• **Task to carry out**: Look through the lines below and extract each one that contains "giorno".

>> Start Dataset rows

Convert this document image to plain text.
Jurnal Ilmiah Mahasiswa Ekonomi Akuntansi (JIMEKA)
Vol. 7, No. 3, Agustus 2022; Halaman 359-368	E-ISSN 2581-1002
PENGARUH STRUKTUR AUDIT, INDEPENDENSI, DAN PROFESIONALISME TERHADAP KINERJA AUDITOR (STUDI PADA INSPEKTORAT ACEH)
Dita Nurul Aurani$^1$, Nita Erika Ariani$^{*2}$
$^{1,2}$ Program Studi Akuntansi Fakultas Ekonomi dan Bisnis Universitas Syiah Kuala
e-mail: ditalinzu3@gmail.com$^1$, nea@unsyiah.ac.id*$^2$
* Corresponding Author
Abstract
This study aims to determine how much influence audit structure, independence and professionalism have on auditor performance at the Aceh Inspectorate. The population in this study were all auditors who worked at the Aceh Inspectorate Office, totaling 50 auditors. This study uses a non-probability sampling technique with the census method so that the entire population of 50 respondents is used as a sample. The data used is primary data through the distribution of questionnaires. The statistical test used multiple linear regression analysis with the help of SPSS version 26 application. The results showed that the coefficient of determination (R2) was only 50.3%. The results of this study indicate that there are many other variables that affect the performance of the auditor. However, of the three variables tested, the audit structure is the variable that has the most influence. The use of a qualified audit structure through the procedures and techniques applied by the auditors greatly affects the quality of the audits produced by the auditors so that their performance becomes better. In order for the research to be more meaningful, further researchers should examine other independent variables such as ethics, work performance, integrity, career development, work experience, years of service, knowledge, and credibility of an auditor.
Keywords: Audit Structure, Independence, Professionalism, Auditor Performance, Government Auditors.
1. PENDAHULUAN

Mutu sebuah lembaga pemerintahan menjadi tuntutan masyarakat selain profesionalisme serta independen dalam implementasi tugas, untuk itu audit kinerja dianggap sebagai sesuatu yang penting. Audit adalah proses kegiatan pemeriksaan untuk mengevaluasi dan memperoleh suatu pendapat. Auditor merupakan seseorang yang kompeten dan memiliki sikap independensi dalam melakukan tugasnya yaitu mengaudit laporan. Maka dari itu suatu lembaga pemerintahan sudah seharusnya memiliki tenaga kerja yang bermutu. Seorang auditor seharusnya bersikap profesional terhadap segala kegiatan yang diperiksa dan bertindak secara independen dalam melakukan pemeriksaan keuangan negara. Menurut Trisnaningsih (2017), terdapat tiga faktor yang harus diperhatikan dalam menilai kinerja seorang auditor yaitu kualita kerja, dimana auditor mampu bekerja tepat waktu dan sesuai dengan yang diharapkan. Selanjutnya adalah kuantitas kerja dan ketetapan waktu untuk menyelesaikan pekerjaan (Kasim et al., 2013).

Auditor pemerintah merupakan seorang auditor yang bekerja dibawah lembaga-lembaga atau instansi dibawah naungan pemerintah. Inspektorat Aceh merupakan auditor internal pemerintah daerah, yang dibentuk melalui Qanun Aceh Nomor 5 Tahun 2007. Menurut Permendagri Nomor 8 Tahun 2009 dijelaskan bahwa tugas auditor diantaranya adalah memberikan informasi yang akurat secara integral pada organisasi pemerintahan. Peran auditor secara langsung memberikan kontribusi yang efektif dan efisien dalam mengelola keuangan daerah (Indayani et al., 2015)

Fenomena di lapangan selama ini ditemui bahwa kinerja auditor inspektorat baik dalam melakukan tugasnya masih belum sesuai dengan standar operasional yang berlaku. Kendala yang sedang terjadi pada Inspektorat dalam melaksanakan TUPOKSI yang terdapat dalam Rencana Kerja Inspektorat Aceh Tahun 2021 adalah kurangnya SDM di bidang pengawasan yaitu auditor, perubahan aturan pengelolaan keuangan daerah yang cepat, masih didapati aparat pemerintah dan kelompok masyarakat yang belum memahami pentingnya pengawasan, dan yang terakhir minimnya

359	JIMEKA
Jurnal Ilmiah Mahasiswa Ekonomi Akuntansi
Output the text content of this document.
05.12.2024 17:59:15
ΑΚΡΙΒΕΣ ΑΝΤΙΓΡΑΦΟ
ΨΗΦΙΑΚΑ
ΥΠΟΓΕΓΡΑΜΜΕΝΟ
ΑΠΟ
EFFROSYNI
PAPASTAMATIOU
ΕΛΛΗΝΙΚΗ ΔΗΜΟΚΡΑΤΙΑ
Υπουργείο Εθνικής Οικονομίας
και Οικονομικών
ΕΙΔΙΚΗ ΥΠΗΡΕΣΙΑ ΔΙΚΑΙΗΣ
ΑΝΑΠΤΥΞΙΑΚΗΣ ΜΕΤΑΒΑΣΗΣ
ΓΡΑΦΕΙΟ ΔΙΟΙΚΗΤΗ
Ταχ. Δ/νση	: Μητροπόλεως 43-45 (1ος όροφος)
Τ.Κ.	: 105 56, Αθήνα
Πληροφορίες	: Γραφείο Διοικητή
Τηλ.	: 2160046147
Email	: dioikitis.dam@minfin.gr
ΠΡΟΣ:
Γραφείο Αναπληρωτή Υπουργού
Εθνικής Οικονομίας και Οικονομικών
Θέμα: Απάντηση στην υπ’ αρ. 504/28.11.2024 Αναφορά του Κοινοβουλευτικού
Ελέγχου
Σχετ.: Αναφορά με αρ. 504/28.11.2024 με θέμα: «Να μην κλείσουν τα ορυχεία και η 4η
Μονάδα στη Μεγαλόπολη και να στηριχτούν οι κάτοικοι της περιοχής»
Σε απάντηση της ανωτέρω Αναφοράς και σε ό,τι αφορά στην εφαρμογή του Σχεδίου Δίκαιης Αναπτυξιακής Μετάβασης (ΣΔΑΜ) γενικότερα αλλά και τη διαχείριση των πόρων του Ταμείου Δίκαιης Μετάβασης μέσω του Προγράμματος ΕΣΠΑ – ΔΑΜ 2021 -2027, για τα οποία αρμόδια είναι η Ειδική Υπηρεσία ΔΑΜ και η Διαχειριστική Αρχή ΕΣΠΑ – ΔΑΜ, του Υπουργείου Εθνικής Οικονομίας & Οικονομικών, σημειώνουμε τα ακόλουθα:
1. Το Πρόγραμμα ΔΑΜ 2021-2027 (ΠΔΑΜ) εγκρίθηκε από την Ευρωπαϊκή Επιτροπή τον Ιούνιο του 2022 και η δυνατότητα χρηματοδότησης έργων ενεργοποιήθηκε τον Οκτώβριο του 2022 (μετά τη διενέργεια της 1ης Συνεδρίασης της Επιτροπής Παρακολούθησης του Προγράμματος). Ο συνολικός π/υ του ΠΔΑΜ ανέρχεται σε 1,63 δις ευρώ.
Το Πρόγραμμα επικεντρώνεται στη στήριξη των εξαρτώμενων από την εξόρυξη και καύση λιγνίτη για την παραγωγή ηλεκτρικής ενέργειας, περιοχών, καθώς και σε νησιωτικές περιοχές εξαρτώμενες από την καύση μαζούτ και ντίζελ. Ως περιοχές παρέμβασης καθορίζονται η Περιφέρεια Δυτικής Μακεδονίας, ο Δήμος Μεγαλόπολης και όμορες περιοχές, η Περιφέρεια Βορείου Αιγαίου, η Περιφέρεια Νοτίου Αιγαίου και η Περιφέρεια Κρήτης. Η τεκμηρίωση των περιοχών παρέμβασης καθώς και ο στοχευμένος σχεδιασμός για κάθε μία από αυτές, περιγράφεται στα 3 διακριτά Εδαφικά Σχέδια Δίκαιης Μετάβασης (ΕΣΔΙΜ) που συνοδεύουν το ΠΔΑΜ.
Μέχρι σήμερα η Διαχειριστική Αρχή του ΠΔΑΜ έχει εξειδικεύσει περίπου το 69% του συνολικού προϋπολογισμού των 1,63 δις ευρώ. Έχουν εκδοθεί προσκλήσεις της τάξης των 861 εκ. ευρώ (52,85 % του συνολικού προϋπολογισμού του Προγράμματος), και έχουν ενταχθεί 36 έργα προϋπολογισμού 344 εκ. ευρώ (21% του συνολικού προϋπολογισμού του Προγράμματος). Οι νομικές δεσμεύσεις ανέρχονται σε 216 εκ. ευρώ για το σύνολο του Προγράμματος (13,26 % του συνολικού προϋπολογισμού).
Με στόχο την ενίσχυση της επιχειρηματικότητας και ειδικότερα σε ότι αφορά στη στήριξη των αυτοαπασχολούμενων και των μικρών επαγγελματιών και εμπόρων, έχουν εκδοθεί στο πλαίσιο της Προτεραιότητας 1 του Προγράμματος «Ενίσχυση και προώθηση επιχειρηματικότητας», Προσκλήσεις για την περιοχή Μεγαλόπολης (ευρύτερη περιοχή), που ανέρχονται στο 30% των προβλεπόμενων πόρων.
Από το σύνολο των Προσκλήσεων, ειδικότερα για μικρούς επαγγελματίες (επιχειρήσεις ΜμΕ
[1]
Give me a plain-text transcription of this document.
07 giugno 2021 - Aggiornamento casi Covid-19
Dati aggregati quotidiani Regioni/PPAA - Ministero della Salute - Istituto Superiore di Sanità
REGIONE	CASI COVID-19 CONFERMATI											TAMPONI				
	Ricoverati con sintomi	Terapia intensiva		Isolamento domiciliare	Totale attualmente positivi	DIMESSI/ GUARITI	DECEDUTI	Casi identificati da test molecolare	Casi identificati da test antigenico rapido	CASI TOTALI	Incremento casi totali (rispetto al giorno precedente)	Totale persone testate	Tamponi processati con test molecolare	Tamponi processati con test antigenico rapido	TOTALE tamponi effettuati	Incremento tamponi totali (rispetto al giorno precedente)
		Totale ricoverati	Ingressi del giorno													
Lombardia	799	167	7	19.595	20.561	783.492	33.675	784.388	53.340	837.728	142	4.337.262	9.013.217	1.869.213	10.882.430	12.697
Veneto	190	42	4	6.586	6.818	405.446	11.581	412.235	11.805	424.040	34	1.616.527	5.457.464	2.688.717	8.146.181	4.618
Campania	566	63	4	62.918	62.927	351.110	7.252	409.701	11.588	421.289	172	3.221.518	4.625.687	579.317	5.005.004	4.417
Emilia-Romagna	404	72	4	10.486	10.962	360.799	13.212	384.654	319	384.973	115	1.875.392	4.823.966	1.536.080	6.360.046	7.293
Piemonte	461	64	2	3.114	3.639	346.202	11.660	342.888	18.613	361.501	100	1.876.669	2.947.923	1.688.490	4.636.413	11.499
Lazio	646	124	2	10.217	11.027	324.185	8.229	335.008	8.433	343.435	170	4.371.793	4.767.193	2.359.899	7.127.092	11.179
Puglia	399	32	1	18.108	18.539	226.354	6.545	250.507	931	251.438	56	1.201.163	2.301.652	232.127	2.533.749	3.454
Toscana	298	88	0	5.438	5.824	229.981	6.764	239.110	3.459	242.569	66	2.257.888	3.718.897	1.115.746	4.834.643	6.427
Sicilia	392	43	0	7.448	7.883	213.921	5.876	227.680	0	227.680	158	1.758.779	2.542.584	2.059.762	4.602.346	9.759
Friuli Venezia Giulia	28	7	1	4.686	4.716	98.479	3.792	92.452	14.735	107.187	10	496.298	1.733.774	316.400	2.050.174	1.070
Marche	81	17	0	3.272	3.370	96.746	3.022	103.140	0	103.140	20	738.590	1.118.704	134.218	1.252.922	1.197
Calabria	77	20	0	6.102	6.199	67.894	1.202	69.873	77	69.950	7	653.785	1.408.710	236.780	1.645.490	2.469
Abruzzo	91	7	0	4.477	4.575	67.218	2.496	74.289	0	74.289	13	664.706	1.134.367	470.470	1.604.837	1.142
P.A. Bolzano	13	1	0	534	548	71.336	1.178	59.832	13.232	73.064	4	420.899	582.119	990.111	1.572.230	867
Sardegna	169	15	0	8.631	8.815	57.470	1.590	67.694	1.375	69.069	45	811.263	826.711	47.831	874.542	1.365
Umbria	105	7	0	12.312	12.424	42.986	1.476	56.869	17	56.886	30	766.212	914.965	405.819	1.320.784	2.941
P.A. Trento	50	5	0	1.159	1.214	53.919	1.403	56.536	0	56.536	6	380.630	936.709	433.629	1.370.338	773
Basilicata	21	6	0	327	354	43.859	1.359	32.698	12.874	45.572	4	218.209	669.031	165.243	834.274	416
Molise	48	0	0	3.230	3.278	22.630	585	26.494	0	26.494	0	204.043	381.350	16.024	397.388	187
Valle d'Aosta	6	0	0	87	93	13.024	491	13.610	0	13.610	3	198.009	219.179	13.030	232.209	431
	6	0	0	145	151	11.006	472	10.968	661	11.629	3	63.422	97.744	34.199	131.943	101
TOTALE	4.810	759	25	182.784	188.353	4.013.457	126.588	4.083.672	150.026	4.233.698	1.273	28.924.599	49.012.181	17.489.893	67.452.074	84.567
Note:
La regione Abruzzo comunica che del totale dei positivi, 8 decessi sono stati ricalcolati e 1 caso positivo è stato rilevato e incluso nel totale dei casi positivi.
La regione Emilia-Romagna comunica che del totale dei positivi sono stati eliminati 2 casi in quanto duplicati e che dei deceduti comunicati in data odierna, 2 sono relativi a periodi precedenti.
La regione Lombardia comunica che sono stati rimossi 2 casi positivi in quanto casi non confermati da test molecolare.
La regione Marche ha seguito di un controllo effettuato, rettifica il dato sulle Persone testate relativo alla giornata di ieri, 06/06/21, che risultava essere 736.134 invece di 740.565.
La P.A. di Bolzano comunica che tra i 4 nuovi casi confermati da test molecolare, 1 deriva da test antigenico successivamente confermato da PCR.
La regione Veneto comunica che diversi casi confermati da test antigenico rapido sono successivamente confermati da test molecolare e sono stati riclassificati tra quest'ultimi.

>> End Dataset rows

• **Worked answer**:
	Ricoverati con sintomi	Terapia intensiva		Isolamento domiciliare	Totale attualmente positivi	DIMESSI/ GUARITI	DECEDUTI	Casi identificati da test molecolare	Casi identificati da test antigenico rapido	CASI TOTALI	Incremento casi totali (rispetto al giorno precedente)	Totale persone testate	Tamponi processati con test molecolare	Tamponi processati con test antigenico rapido	TOTALE tamponi effettuati	Incremento tamponi totali (rispetto al giorno precedente)
		Totale ricoverati	Ingressi del giorno													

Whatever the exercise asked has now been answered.